### CHALLENGE
Search the data for the word "particular" and copy every line where it occurs.

[Begin]

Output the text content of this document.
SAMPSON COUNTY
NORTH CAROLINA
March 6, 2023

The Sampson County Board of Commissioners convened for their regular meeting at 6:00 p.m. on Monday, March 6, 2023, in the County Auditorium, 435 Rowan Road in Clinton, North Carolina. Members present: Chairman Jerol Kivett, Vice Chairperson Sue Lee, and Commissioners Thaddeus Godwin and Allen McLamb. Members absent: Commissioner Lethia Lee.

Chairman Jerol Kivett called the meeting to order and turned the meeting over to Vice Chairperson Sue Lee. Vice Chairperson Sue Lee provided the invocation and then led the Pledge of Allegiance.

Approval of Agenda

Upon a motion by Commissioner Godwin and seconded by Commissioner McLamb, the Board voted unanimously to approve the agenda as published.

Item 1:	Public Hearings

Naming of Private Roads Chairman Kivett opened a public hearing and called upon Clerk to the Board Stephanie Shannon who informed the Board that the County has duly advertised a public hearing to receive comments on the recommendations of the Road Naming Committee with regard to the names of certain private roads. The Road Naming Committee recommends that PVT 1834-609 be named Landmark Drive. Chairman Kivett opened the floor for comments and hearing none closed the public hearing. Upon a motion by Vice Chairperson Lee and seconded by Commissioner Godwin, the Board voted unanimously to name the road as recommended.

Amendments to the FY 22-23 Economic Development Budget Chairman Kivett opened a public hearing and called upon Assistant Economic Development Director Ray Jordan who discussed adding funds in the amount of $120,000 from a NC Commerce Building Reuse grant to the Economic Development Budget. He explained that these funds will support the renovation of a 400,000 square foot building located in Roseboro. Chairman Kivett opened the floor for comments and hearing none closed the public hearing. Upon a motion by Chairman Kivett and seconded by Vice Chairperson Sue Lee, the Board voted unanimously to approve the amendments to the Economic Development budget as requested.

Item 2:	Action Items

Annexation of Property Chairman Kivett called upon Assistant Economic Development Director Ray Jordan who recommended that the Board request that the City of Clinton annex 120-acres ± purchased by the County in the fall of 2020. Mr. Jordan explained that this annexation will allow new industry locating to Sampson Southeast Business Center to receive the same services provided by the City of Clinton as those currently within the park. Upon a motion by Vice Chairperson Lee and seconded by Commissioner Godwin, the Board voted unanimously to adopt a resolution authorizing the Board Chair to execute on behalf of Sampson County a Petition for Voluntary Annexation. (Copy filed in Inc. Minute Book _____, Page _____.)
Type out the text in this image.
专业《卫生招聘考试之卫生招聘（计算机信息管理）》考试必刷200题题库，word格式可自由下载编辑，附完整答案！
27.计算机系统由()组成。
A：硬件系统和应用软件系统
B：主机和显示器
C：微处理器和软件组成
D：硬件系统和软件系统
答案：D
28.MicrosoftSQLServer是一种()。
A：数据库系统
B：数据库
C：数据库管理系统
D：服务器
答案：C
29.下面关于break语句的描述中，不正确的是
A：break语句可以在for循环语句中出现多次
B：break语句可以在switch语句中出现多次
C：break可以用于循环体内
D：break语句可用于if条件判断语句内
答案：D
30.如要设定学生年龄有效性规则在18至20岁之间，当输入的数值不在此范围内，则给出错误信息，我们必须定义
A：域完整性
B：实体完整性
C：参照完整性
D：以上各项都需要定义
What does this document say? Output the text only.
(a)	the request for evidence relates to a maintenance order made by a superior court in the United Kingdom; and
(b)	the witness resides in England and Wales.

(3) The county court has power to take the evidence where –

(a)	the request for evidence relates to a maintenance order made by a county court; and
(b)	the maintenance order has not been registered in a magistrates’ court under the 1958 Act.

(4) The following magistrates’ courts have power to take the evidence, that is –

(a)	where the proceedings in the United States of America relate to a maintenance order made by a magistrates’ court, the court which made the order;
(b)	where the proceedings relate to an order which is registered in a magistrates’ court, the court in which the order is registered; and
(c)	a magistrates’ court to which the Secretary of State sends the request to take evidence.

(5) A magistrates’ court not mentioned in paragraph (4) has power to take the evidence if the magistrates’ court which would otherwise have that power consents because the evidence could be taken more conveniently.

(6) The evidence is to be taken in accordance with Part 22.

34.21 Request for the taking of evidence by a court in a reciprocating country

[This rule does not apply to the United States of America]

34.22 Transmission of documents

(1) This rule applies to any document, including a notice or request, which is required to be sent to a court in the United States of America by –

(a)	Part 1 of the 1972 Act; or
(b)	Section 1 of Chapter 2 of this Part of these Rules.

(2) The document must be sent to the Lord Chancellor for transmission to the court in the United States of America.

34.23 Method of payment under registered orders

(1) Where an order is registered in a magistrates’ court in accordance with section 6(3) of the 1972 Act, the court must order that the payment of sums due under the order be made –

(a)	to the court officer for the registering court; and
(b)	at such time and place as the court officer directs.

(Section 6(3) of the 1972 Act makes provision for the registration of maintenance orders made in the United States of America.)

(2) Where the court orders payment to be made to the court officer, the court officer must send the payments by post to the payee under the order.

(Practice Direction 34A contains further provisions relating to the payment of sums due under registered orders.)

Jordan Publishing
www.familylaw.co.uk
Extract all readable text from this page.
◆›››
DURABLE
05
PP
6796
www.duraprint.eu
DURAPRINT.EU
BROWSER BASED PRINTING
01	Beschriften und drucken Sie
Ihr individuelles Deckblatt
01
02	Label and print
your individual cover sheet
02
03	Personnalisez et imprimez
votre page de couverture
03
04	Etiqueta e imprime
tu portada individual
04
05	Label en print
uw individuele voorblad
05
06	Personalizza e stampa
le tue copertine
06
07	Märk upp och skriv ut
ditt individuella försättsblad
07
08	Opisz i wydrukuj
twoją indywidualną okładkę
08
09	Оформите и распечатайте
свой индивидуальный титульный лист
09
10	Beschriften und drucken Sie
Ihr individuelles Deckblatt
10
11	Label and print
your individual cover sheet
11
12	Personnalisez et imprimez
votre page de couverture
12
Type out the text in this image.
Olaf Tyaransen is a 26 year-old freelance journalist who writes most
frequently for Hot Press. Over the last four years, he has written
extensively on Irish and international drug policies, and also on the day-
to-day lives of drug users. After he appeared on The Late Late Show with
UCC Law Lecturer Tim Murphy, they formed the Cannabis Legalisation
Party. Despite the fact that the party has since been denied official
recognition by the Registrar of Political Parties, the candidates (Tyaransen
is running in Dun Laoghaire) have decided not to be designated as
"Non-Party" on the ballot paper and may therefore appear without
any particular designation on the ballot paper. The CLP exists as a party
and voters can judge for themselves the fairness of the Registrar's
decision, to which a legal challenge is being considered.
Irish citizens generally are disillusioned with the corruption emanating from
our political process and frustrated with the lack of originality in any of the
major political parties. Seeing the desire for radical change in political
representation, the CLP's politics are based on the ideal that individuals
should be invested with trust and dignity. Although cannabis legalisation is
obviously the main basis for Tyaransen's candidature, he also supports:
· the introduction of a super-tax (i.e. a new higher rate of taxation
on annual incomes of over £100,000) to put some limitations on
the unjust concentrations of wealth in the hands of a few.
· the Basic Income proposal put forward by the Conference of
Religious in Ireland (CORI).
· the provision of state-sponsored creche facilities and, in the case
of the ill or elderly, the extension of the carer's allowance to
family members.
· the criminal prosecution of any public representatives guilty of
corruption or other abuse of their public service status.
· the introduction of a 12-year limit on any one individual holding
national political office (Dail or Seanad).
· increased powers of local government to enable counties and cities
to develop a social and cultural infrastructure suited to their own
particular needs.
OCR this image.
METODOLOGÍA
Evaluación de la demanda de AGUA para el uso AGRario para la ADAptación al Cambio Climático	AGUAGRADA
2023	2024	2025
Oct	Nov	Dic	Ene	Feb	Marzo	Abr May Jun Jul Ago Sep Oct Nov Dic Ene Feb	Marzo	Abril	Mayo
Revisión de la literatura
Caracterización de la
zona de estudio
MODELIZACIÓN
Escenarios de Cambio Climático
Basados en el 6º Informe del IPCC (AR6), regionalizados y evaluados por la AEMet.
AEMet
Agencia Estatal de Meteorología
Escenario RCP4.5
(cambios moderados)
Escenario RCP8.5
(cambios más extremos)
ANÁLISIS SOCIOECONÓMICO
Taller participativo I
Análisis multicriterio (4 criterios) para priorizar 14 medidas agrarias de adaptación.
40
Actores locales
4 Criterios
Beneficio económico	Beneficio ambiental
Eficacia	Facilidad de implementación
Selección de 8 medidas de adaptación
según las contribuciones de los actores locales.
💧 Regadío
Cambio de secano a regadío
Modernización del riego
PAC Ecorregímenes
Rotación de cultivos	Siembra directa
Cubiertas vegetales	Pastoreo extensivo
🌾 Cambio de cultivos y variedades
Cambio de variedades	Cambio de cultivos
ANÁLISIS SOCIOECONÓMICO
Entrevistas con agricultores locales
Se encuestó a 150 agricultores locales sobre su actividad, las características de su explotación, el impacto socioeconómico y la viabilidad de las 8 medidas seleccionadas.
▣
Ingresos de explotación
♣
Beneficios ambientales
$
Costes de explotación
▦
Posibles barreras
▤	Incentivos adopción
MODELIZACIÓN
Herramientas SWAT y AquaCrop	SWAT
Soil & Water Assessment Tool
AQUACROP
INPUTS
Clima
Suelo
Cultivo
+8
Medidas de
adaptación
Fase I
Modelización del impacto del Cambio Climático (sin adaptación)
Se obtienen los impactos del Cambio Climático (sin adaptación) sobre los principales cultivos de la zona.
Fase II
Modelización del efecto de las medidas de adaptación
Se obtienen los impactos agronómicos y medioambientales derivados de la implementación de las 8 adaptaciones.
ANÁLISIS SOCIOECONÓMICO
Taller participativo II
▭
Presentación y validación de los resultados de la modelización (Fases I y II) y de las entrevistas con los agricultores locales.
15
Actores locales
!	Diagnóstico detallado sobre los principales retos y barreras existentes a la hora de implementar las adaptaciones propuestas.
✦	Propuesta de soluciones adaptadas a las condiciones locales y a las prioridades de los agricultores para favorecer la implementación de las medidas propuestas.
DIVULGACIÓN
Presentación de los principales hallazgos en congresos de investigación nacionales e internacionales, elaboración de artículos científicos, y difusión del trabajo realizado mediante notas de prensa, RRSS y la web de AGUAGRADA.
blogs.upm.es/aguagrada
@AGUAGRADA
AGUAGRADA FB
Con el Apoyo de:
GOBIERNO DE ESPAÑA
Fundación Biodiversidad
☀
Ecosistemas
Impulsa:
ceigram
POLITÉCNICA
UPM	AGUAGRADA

[End]

### SOLUTION
any particular designation on the ballot paper. The CLP exists as a party
particular needs.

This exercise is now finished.